+++ Dataset excerpts

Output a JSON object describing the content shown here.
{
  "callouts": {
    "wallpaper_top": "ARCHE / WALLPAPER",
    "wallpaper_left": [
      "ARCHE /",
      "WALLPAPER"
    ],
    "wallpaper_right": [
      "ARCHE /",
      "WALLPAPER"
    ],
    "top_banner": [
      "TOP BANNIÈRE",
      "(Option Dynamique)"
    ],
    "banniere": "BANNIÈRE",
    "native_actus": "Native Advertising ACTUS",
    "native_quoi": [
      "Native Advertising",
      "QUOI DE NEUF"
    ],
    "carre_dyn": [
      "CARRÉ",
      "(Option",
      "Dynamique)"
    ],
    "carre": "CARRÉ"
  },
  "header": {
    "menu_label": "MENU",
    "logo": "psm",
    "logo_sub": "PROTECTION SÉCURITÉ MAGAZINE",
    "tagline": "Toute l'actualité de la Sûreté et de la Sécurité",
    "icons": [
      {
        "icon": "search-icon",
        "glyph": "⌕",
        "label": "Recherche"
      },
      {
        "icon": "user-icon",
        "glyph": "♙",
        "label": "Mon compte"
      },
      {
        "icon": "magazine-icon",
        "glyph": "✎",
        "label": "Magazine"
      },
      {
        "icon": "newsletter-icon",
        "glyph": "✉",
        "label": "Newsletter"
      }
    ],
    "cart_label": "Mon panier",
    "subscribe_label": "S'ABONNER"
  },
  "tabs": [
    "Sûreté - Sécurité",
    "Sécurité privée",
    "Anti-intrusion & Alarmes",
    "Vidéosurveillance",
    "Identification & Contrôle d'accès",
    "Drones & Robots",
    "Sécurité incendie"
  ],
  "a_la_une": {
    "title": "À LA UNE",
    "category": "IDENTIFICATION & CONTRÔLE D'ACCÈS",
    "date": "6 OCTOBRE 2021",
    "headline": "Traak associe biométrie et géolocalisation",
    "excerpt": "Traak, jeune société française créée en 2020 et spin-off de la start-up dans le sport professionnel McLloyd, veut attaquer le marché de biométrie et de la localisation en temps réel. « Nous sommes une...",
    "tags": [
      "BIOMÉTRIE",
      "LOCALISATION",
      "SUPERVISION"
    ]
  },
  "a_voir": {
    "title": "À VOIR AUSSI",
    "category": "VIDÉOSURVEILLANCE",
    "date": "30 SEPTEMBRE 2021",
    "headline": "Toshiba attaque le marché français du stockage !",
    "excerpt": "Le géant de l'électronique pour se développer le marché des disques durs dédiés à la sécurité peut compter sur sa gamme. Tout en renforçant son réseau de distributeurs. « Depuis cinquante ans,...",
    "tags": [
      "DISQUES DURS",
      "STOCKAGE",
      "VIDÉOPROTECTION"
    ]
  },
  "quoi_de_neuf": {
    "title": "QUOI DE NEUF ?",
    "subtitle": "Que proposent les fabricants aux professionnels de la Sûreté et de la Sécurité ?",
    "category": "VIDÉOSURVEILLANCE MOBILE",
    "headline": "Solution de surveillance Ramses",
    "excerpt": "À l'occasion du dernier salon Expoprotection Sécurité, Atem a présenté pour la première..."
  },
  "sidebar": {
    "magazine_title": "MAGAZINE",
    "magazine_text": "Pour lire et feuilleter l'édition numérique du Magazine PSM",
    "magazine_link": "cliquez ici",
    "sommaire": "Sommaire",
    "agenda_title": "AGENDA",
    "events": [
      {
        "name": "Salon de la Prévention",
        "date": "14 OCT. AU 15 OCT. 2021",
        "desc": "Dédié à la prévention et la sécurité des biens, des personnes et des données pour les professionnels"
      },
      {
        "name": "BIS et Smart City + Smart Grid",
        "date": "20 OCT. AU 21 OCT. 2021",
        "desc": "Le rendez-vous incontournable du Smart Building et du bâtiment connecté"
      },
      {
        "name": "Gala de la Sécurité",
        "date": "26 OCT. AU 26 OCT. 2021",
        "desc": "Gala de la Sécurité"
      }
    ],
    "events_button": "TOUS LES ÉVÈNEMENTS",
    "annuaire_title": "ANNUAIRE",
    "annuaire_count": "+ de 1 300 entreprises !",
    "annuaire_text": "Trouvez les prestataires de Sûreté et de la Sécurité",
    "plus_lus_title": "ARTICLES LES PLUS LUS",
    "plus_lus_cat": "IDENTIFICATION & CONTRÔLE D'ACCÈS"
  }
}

++++++

Please set down the whole listing above without altering a single line.

Finished answer:
Output a JSON object describing the content shown here.
{
  "callouts": {
    "wallpaper_top": "ARCHE / WALLPAPER",
    "wallpaper_left": [
      "ARCHE /",
      "WALLPAPER"
    ],
    "wallpaper_right": [
      "ARCHE /",
      "WALLPAPER"
    ],
    "top_banner": [
      "TOP BANNIÈRE",
      "(Option Dynamique)"
    ],
    "banniere": "BANNIÈRE",
    "native_actus": "Native Advertising ACTUS",
    "native_quoi": [
      "Native Advertising",
      "QUOI DE NEUF"
    ],
    "carre_dyn": [
      "CARRÉ",
      "(Option",
      "Dynamique)"
    ],
    "carre": "CARRÉ"
  },
  "header": {
    "menu_label": "MENU",
    "logo": "psm",
    "logo_sub": "PROTECTION SÉCURITÉ MAGAZINE",
    "tagline": "Toute l'actualité de la Sûreté et de la Sécurité",
    "icons": [
      {
        "icon": "search-icon",
        "glyph": "⌕",
        "label": "Recherche"
      },
      {
        "icon": "user-icon",
        "glyph": "♙",
        "label": "Mon compte"
      },
      {
        "icon": "magazine-icon",
        "glyph": "✎",
        "label": "Magazine"
      },
      {
        "icon": "newsletter-icon",
        "glyph": "✉",
        "label": "Newsletter"
      }
    ],
    "cart_label": "Mon panier",
    "subscribe_label": "S'ABONNER"
  },
  "tabs": [
    "Sûreté - Sécurité",
    "Sécurité privée",
    "Anti-intrusion & Alarmes",
    "Vidéosurveillance",
    "Identification & Contrôle d'accès",
    "Drones & Robots",
    "Sécurité incendie"
  ],
  "a_la_une": {
    "title": "À LA UNE",
    "category": "IDENTIFICATION & CONTRÔLE D'ACCÈS",
    "date": "6 OCTOBRE 2021",
    "headline": "Traak associe biométrie et géolocalisation",
    "excerpt": "Traak, jeune société française créée en 2020 et spin-off de la start-up dans le sport professionnel McLloyd, veut attaquer le marché de biométrie et de la localisation en temps réel. « Nous sommes une...",
    "tags": [
      "BIOMÉTRIE",
      "LOCALISATION",
      "SUPERVISION"
    ]
  },
  "a_voir": {
    "title": "À VOIR AUSSI",
    "category": "VIDÉOSURVEILLANCE",
    "date": "30 SEPTEMBRE 2021",
    "headline": "Toshiba attaque le marché français du stockage !",
    "excerpt": "Le géant de l'électronique pour se développer le marché des disques durs dédiés à la sécurité peut compter sur sa gamme. Tout en renforçant son réseau de distributeurs. « Depuis cinquante ans,...",
    "tags": [
      "DISQUES DURS",
      "STOCKAGE",
      "VIDÉOPROTECTION"
    ]
  },
  "quoi_de_neuf": {
    "title": "QUOI DE NEUF ?",
    "subtitle": "Que proposent les fabricants aux professionnels de la Sûreté et de la Sécurité ?",
    "category": "VIDÉOSURVEILLANCE MOBILE",
    "headline": "Solution de surveillance Ramses",
    "excerpt": "À l'occasion du dernier salon Expoprotection Sécurité, Atem a présenté pour la première..."
  },
  "sidebar": {
    "magazine_title": "MAGAZINE",
    "magazine_text": "Pour lire et feuilleter l'édition numérique du Magazine PSM",
    "magazine_link": "cliquez ici",
    "sommaire": "Sommaire",
    "agenda_title": "AGENDA",
    "events": [
      {
        "name": "Salon de la Prévention",
        "date": "14 OCT. AU 15 OCT. 2021",
        "desc": "Dédié à la prévention et la sécurité des biens, des personnes et des données pour les professionnels"
      },
      {
        "name": "BIS et Smart City + Smart Grid",
        "date": "20 OCT. AU 21 OCT. 2021",
        "desc": "Le rendez-vous incontournable du Smart Building et du bâtiment connecté"
      },
      {
        "name": "Gala de la Sécurité",
        "date": "26 OCT. AU 26 OCT. 2021",
        "desc": "Gala de la Sécurité"
      }
    ],
    "events_button": "TOUS LES ÉVÈNEMENTS",
    "annuaire_title": "ANNUAIRE",
    "annuaire_count": "+ de 1 300 entreprises !",
    "annuaire_text": "Trouvez les prestataires de Sûreté et de la Sécurité",
    "plus_lus_title": "ARTICLES LES PLUS LUS",
    "plus_lus_cat": "IDENTIFICATION & CONTRÔLE D'ACCÈS"
  }
}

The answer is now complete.